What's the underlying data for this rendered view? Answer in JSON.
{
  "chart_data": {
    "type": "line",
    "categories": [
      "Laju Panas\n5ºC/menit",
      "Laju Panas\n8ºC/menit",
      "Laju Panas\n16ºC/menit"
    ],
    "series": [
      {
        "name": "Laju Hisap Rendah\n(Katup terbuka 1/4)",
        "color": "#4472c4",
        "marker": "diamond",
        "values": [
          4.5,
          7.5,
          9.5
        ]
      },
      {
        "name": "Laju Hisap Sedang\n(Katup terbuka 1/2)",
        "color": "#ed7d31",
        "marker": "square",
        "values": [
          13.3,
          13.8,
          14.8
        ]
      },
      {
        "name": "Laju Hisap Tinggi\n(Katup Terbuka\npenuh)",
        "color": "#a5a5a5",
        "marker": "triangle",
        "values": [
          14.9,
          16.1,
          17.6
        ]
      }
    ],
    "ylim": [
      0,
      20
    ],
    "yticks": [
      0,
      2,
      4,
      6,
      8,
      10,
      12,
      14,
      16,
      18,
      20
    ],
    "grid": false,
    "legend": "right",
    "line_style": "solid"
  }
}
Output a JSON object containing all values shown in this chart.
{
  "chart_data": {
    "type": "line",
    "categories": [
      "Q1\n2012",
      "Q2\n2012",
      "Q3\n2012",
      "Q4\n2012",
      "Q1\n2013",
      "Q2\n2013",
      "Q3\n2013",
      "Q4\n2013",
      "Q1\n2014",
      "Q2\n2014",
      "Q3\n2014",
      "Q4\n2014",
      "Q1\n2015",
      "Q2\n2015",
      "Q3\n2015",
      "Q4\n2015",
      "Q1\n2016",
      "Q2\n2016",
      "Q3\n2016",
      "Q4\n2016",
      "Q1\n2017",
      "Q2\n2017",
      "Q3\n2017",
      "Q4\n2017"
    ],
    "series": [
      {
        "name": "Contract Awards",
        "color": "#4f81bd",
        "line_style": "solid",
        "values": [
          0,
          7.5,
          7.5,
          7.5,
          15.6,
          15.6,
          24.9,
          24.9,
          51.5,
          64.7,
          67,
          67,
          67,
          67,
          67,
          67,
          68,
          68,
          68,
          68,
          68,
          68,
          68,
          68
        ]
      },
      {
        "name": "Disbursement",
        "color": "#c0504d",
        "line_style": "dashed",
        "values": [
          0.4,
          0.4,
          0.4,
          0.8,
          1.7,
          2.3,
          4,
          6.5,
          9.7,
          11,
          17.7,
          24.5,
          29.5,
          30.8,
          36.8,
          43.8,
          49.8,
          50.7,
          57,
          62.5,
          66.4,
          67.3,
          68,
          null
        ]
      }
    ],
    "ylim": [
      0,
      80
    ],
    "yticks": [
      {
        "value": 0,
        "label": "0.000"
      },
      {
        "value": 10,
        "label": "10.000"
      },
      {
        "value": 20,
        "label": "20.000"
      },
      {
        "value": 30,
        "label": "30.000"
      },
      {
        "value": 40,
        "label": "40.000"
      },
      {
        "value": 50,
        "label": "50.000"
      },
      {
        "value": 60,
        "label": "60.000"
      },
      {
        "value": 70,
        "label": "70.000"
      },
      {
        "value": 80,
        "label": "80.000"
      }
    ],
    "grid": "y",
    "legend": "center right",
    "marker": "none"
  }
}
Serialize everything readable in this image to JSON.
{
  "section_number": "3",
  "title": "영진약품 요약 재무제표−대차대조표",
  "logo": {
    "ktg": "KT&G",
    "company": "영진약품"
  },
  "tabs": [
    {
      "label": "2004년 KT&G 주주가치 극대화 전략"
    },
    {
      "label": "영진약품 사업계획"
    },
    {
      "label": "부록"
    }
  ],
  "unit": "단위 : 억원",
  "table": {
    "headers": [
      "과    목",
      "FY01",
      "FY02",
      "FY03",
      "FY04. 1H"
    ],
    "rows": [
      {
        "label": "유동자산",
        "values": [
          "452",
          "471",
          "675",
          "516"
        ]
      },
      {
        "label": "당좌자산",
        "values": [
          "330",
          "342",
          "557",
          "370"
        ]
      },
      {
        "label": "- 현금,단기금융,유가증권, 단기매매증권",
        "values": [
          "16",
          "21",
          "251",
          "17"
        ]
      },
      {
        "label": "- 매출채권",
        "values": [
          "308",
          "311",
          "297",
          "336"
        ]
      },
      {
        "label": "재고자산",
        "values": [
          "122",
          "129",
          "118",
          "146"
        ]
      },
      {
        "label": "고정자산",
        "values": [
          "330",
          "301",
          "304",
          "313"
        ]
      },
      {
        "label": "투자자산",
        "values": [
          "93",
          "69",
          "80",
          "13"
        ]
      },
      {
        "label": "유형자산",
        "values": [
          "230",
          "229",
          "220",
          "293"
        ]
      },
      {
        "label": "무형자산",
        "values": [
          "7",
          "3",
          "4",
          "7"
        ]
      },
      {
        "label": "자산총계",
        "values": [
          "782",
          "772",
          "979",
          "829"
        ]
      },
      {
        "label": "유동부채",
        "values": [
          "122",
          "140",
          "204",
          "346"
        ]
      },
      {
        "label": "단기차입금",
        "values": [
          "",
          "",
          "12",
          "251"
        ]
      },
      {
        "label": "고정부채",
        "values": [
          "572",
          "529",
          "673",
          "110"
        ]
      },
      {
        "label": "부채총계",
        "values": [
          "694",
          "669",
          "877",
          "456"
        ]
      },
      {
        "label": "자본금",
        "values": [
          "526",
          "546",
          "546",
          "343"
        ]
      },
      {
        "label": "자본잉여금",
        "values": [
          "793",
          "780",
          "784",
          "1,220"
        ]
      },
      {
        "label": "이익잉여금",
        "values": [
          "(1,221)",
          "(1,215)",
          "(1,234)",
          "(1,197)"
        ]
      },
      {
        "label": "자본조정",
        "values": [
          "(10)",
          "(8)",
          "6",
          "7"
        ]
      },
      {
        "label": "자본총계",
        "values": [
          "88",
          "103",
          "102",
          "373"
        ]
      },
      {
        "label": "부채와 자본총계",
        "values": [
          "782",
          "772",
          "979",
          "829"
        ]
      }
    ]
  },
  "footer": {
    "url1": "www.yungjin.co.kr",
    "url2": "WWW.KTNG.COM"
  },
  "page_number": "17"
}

###

> **What you need to do**: Every entry needs to be retyped exactly.

> **Result of this task**:
What's the underlying data for this rendered view? Answer in JSON.
{
  "chart_data": {
    "type": "line",
    "categories": [
      "Laju Panas\n5ºC/menit",
      "Laju Panas\n8ºC/menit",
      "Laju Panas\n16ºC/menit"
    ],
    "series": [
      {
        "name": "Laju Hisap Rendah\n(Katup terbuka 1/4)",
        "color": "#4472c4",
        "marker": "diamond",
        "values": [
          4.5,
          7.5,
          9.5
        ]
      },
      {
        "name": "Laju Hisap Sedang\n(Katup terbuka 1/2)",
        "color": "#ed7d31",
        "marker": "square",
        "values": [
          13.3,
          13.8,
          14.8
        ]
      },
      {
        "name": "Laju Hisap Tinggi\n(Katup Terbuka\npenuh)",
        "color": "#a5a5a5",
        "marker": "triangle",
        "values": [
          14.9,
          16.1,
          17.6
        ]
      }
    ],
    "ylim": [
      0,
      20
    ],
    "yticks": [
      0,
      2,
      4,
      6,
      8,
      10,
      12,
      14,
      16,
      18,
      20
    ],
    "grid": false,
    "legend": "right",
    "line_style": "solid"
  }
}
Output a JSON object containing all values shown in this chart.
{
  "chart_data": {
    "type": "line",
    "categories": [
      "Q1\n2012",
      "Q2\n2012",
      "Q3\n2012",
      "Q4\n2012",
      "Q1\n2013",
      "Q2\n2013",
      "Q3\n2013",
      "Q4\n2013",
      "Q1\n2014",
      "Q2\n2014",
      "Q3\n2014",
      "Q4\n2014",
      "Q1\n2015",
      "Q2\n2015",
      "Q3\n2015",
      "Q4\n2015",
      "Q1\n2016",
      "Q2\n2016",
      "Q3\n2016",
      "Q4\n2016",
      "Q1\n2017",
      "Q2\n2017",
      "Q3\n2017",
      "Q4\n2017"
    ],
    "series": [
      {
        "name": "Contract Awards",
        "color": "#4f81bd",
        "line_style": "solid",
        "values": [
          0,
          7.5,
          7.5,
          7.5,
          15.6,
          15.6,
          24.9,
          24.9,
          51.5,
          64.7,
          67,
          67,
          67,
          67,
          67,
          67,
          68,
          68,
          68,
          68,
          68,
          68,
          68,
          68
        ]
      },
      {
        "name": "Disbursement",
        "color": "#c0504d",
        "line_style": "dashed",
        "values": [
          0.4,
          0.4,
          0.4,
          0.8,
          1.7,
          2.3,
          4,
          6.5,
          9.7,
          11,
          17.7,
          24.5,
          29.5,
          30.8,
          36.8,
          43.8,
          49.8,
          50.7,
          57,
          62.5,
          66.4,
          67.3,
          68,
          null
        ]
      }
    ],
    "ylim": [
      0,
      80
    ],
    "yticks": [
      {
        "value": 0,
        "label": "0.000"
      },
      {
        "value": 10,
        "label": "10.000"
      },
      {
        "value": 20,
        "label": "20.000"
      },
      {
        "value": 30,
        "label": "30.000"
      },
      {
        "value": 40,
        "label": "40.000"
      },
      {
        "value": 50,
        "label": "50.000"
      },
      {
        "value": 60,
        "label": "60.000"
      },
      {
        "value": 70,
        "label": "70.000"
      },
      {
        "value": 80,
        "label": "80.000"
      }
    ],
    "grid": "y",
    "legend": "center right",
    "marker": "none"
  }
}
Serialize everything readable in this image to JSON.
{
  "section_number": "3",
  "title": "영진약품 요약 재무제표−대차대조표",
  "logo": {
    "ktg": "KT&G",
    "company": "영진약품"
  },
  "tabs": [
    {
      "label": "2004년 KT&G 주주가치 극대화 전략"
    },
    {
      "label": "영진약품 사업계획"
    },
    {
      "label": "부록"
    }
  ],
  "unit": "단위 : 억원",
  "table": {
    "headers": [
      "과    목",
      "FY01",
      "FY02",
      "FY03",
      "FY04. 1H"
    ],
    "rows": [
      {
        "label": "유동자산",
        "values": [
          "452",
          "471",
          "675",
          "516"
        ]
      },
      {
        "label": "당좌자산",
        "values": [
          "330",
          "342",
          "557",
          "370"
        ]
      },
      {
        "label": "- 현금,단기금융,유가증권, 단기매매증권",
        "values": [
          "16",
          "21",
          "251",
          "17"
        ]
      },
      {
        "label": "- 매출채권",
        "values": [
          "308",
          "311",
          "297",
          "336"
        ]
      },
      {
        "label": "재고자산",
        "values": [
          "122",
          "129",
          "118",
          "146"
        ]
      },
      {
        "label": "고정자산",
        "values": [
          "330",
          "301",
          "304",
          "313"
        ]
      },
      {
        "label": "투자자산",
        "values": [
          "93",
          "69",
          "80",
          "13"
        ]
      },
      {
        "label": "유형자산",
        "values": [
          "230",
          "229",
          "220",
          "293"
        ]
      },
      {
        "label": "무형자산",
        "values": [
          "7",
          "3",
          "4",
          "7"
        ]
      },
      {
        "label": "자산총계",
        "values": [
          "782",
          "772",
          "979",
          "829"
        ]
      },
      {
        "label": "유동부채",
        "values": [
          "122",
          "140",
          "204",
          "346"
        ]
      },
      {
        "label": "단기차입금",
        "values": [
          "",
          "",
          "12",
          "251"
        ]
      },
      {
        "label": "고정부채",
        "values": [
          "572",
          "529",
          "673",
          "110"
        ]
      },
      {
        "label": "부채총계",
        "values": [
          "694",
          "669",
          "877",
          "456"
        ]
      },
      {
        "label": "자본금",
        "values": [
          "526",
          "546",
          "546",
          "343"
        ]
      },
      {
        "label": "자본잉여금",
        "values": [
          "793",
          "780",
          "784",
          "1,220"
        ]
      },
      {
        "label": "이익잉여금",
        "values": [
          "(1,221)",
          "(1,215)",
          "(1,234)",
          "(1,197)"
        ]
      },
      {
        "label": "자본조정",
        "values": [
          "(10)",
          "(8)",
          "6",
          "7"
        ]
      },
      {
        "label": "자본총계",
        "values": [
          "88",
          "103",
          "102",
          "373"
        ]
      },
      {
        "label": "부채와 자본총계",
        "values": [
          "782",
          "772",
          "979",
          "829"
        ]
      }
    ]
  },
  "footer": {
    "url1": "www.yungjin.co.kr",
    "url2": "WWW.KTNG.COM"
  },
  "page_number": "17"
}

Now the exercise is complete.